═══ Given data ═══

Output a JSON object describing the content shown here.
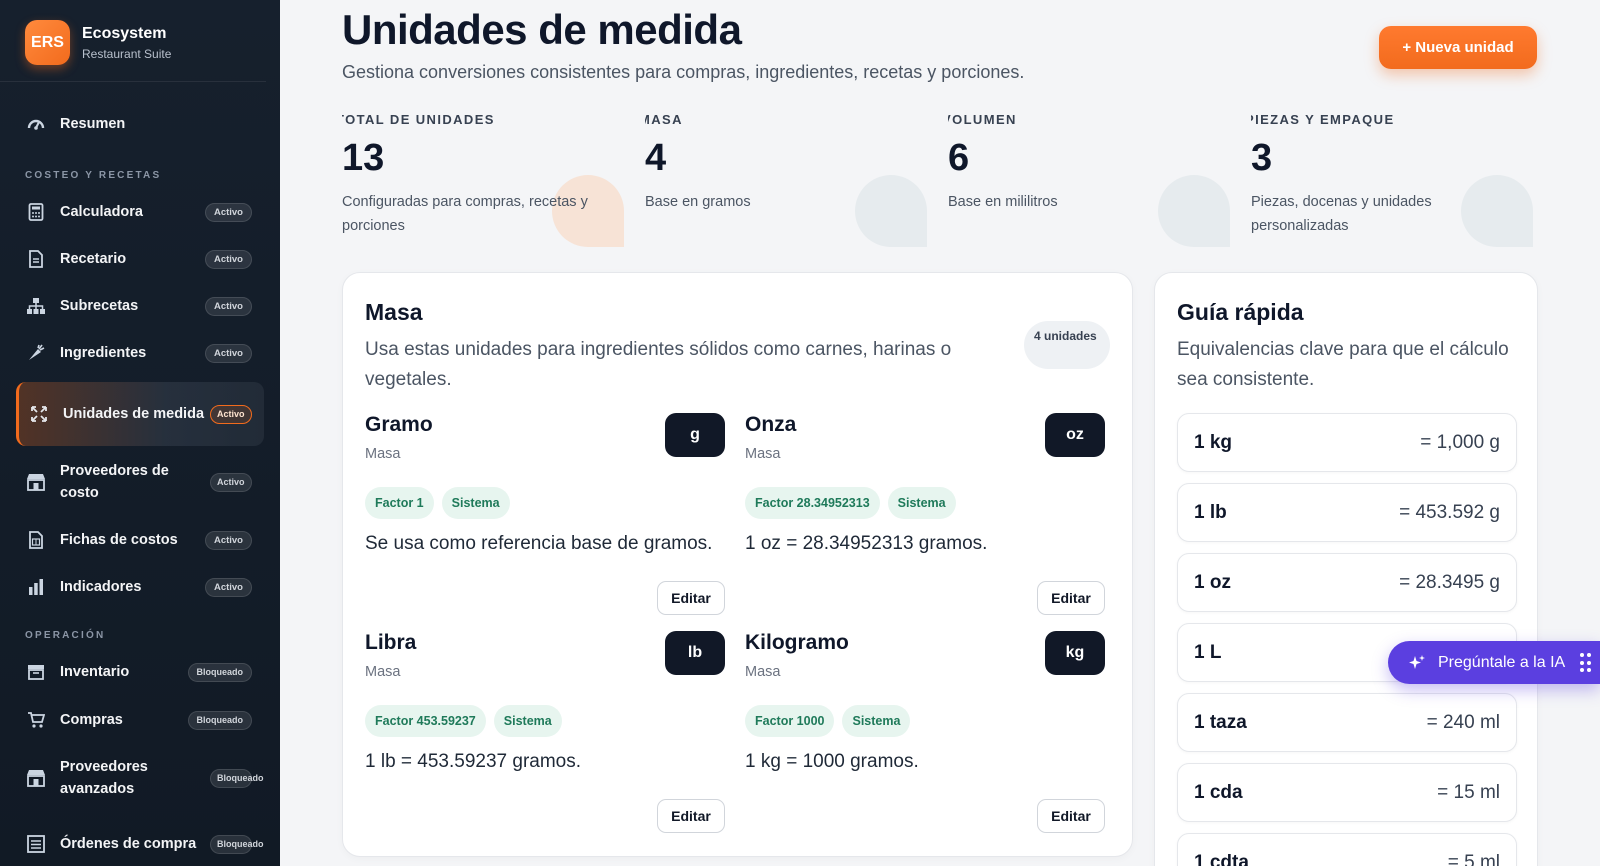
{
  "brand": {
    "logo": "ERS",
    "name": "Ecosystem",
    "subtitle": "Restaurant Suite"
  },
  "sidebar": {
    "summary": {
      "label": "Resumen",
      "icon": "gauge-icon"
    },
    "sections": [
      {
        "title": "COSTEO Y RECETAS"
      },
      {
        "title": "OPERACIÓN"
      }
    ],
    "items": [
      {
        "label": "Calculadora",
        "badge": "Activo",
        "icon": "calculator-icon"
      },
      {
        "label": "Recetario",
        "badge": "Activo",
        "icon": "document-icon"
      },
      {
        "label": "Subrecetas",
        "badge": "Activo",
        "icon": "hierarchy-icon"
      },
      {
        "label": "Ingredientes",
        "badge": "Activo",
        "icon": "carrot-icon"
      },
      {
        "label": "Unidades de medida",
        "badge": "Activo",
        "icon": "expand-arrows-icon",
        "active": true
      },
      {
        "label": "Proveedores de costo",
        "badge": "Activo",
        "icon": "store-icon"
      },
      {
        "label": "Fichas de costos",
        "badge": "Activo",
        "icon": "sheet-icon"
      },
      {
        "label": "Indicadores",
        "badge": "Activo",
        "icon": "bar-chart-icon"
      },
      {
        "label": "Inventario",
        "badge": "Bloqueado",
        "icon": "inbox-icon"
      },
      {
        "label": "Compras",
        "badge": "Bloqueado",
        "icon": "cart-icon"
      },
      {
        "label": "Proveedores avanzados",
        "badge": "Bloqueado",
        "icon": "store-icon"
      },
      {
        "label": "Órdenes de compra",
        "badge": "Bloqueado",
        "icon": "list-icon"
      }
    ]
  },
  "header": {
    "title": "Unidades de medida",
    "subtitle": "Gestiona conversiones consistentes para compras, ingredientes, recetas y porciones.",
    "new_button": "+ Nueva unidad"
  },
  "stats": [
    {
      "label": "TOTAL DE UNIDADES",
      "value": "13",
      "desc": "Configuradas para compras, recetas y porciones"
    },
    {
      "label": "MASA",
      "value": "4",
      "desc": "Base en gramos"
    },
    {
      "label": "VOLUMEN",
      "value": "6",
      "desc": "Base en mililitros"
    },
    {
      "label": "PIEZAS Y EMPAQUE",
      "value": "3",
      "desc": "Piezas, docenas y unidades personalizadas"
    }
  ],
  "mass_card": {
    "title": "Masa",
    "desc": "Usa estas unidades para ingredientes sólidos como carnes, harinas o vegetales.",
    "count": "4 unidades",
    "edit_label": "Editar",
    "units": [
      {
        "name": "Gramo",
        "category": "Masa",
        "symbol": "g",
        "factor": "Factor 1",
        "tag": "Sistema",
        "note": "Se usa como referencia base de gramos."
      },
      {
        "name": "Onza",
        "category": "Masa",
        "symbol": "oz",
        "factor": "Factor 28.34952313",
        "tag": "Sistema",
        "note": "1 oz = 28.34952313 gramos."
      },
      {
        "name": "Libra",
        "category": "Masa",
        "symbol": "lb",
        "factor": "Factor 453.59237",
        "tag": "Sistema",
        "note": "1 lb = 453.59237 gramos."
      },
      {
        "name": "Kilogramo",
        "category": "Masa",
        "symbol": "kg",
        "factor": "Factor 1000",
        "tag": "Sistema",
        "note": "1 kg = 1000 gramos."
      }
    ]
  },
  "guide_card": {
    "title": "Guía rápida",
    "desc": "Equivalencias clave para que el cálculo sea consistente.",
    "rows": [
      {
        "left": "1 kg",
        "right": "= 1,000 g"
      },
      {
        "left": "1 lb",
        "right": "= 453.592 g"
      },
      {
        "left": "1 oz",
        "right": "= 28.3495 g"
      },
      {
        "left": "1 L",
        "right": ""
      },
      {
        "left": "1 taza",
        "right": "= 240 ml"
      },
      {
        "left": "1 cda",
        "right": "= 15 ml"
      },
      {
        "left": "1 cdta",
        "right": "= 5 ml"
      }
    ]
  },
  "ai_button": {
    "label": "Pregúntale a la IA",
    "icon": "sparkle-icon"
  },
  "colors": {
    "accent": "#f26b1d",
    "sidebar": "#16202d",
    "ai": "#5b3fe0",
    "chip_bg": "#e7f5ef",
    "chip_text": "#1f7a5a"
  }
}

═══
═══ Given data ═══

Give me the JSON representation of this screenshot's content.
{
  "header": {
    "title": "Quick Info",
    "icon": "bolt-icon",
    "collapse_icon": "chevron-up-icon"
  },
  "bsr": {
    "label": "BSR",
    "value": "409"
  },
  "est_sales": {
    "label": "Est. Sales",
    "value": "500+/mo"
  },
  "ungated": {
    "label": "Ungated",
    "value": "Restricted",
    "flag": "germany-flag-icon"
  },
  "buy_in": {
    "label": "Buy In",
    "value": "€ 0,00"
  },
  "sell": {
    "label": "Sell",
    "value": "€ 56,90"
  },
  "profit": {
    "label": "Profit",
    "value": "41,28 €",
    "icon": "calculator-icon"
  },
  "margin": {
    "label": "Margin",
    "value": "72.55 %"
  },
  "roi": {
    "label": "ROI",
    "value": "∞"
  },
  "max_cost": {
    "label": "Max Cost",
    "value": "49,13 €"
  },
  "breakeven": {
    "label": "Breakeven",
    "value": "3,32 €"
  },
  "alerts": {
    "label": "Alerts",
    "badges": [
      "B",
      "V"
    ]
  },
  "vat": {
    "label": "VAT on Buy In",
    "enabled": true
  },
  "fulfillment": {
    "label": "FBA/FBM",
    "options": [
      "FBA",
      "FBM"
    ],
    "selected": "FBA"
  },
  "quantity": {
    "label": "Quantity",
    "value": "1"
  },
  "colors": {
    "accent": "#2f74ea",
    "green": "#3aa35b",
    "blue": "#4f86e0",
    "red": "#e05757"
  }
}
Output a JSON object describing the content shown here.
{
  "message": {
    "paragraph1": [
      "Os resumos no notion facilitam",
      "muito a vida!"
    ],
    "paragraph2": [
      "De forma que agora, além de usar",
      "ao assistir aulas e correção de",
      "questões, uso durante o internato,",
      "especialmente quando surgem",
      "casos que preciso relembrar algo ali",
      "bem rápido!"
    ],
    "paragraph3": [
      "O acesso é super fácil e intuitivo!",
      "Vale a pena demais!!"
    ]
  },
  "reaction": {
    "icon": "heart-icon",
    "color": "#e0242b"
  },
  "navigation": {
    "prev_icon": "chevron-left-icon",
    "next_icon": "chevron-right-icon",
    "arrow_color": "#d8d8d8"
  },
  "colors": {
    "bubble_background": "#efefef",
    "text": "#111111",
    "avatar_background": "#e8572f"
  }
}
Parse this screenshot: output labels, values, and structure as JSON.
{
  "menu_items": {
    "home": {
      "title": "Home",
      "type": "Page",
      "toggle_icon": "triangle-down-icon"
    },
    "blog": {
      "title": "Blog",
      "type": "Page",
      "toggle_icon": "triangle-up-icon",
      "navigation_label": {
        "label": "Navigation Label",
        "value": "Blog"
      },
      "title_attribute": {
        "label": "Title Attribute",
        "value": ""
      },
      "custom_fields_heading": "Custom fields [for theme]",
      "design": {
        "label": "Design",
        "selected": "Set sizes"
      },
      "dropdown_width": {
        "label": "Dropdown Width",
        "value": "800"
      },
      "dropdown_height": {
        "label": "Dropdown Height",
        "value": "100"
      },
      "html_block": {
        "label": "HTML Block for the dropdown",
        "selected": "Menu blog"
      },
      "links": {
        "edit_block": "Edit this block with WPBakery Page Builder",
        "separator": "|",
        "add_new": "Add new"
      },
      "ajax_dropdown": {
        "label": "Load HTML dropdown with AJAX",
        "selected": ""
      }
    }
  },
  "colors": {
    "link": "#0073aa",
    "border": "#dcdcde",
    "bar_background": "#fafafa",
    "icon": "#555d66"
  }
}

═══
═══ Given data ═══

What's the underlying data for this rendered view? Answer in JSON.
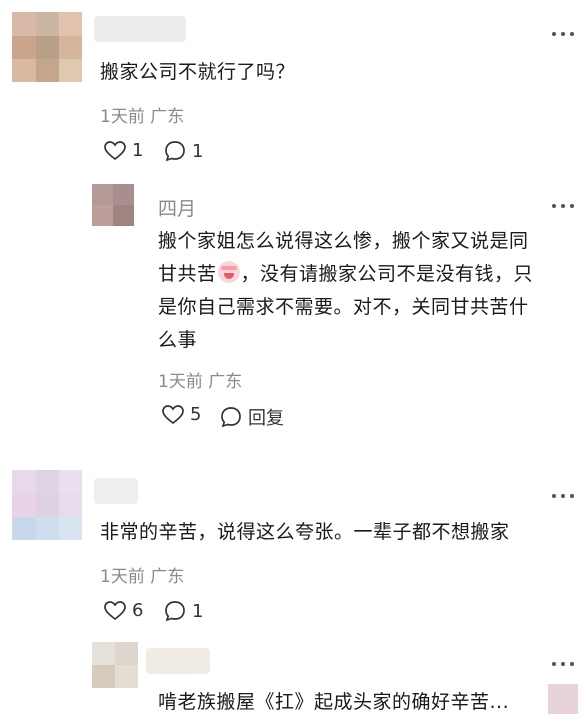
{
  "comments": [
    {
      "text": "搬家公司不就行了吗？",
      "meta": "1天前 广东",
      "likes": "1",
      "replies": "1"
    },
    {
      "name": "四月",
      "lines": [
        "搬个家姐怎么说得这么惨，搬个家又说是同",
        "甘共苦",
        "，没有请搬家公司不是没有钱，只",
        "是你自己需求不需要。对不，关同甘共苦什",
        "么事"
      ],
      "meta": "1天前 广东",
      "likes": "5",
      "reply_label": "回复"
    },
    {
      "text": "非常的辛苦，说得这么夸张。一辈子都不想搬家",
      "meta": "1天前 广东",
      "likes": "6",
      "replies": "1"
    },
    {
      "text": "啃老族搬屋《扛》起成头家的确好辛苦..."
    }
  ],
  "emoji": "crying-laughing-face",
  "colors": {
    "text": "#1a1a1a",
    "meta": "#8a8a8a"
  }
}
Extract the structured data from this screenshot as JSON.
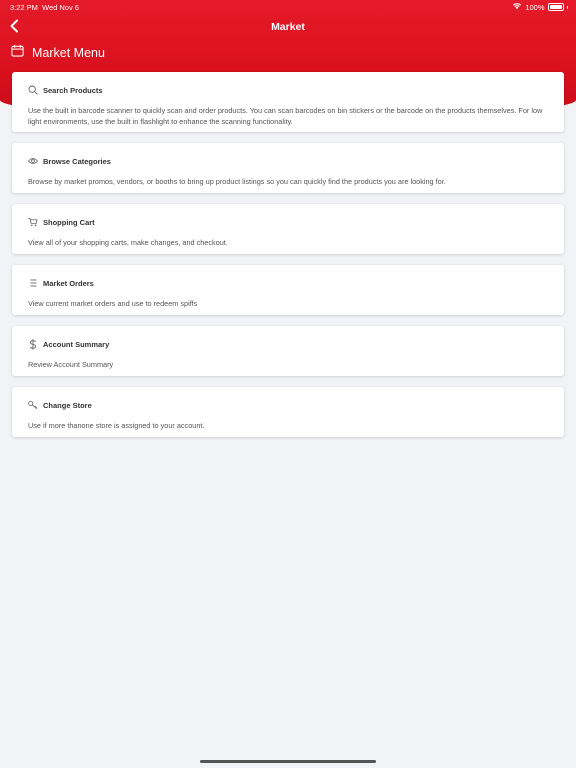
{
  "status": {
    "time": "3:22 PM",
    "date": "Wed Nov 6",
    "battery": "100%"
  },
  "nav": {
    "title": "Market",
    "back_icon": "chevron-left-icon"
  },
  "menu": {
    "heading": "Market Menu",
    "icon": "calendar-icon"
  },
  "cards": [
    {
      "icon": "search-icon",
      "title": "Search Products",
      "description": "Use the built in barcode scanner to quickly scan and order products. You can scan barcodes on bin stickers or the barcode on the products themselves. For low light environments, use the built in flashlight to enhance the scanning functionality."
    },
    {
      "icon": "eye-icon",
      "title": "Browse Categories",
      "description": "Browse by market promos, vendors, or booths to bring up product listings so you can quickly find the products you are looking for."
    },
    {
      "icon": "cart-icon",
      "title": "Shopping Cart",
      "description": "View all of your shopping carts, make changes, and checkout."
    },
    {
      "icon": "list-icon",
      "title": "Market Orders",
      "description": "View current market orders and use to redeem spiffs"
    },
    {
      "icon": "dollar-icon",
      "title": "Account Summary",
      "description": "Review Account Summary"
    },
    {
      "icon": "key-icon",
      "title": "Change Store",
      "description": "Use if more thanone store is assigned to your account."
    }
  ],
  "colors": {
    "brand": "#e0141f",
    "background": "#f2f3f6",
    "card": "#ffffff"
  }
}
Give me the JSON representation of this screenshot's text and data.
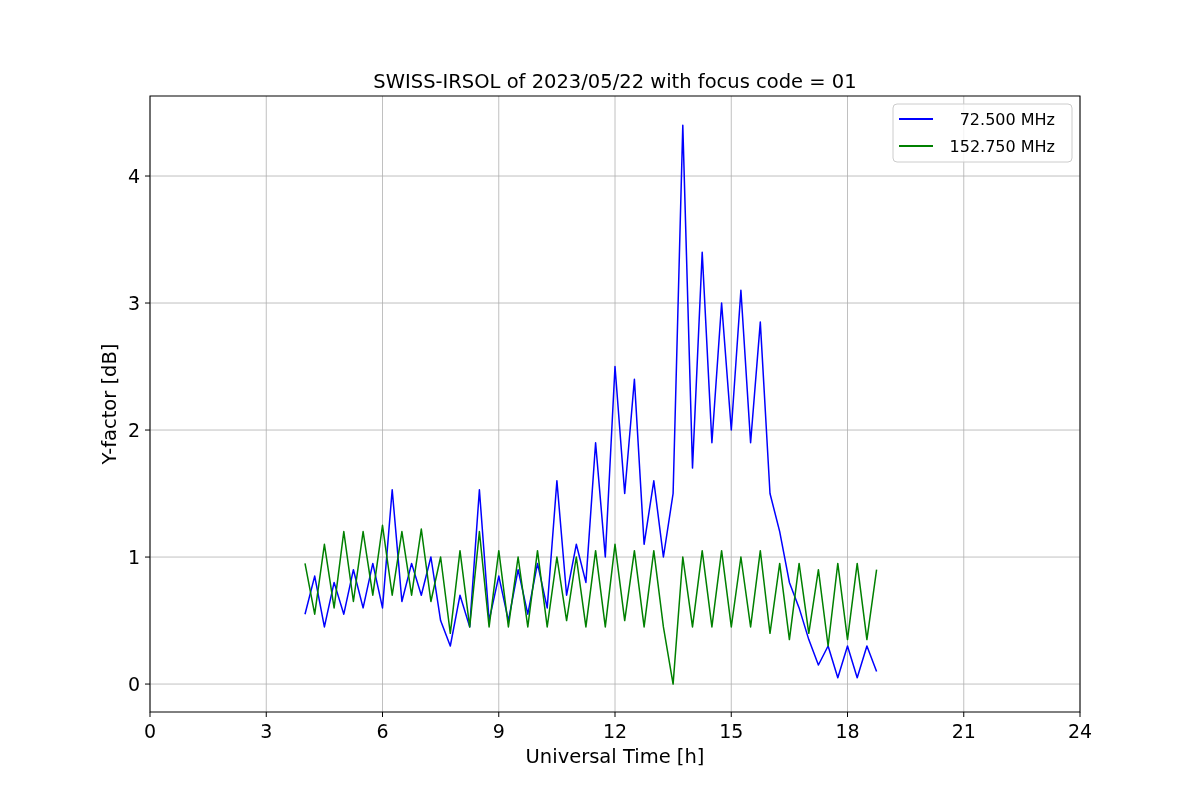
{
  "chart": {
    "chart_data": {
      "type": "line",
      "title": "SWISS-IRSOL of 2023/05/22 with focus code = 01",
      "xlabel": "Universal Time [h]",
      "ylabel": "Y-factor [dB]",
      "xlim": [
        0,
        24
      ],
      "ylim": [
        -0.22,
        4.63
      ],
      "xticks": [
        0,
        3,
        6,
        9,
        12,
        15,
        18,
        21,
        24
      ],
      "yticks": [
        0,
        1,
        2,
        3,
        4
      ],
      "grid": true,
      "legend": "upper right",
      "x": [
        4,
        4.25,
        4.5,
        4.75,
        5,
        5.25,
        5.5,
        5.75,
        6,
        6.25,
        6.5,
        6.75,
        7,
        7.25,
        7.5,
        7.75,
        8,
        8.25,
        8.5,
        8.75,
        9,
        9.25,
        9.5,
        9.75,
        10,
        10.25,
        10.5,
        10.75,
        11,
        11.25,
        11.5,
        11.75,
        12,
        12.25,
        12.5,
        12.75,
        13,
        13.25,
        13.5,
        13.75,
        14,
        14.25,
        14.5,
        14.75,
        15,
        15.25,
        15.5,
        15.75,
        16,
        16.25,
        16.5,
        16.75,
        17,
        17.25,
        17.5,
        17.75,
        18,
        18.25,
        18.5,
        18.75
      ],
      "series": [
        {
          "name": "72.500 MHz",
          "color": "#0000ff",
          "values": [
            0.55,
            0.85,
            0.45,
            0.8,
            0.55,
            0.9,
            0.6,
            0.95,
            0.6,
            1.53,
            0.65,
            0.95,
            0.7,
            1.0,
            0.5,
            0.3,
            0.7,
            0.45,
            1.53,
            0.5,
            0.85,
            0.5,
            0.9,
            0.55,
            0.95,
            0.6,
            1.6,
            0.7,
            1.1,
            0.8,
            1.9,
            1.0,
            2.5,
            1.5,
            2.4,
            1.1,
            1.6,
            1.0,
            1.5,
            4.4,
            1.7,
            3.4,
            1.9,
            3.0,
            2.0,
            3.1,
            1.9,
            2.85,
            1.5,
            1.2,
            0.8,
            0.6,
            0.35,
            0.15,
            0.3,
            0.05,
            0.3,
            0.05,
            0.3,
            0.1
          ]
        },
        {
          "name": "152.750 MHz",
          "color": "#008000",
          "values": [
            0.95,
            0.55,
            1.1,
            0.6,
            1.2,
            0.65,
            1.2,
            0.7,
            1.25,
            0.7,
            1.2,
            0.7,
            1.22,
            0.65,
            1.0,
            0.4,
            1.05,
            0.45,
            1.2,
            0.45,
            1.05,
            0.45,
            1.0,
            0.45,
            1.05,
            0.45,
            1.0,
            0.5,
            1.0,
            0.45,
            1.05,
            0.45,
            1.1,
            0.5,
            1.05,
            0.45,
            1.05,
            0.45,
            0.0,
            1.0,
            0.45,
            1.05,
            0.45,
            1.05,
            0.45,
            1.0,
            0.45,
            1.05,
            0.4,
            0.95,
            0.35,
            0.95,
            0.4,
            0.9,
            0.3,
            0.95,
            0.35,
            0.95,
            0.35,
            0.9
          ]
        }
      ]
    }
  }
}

═══

• What you are asked to do: Your task is to collect every line above that contains the word "calculator".

• Response to this exercise:
        "icon": "calculator-icon"
    "icon": "calculator-icon"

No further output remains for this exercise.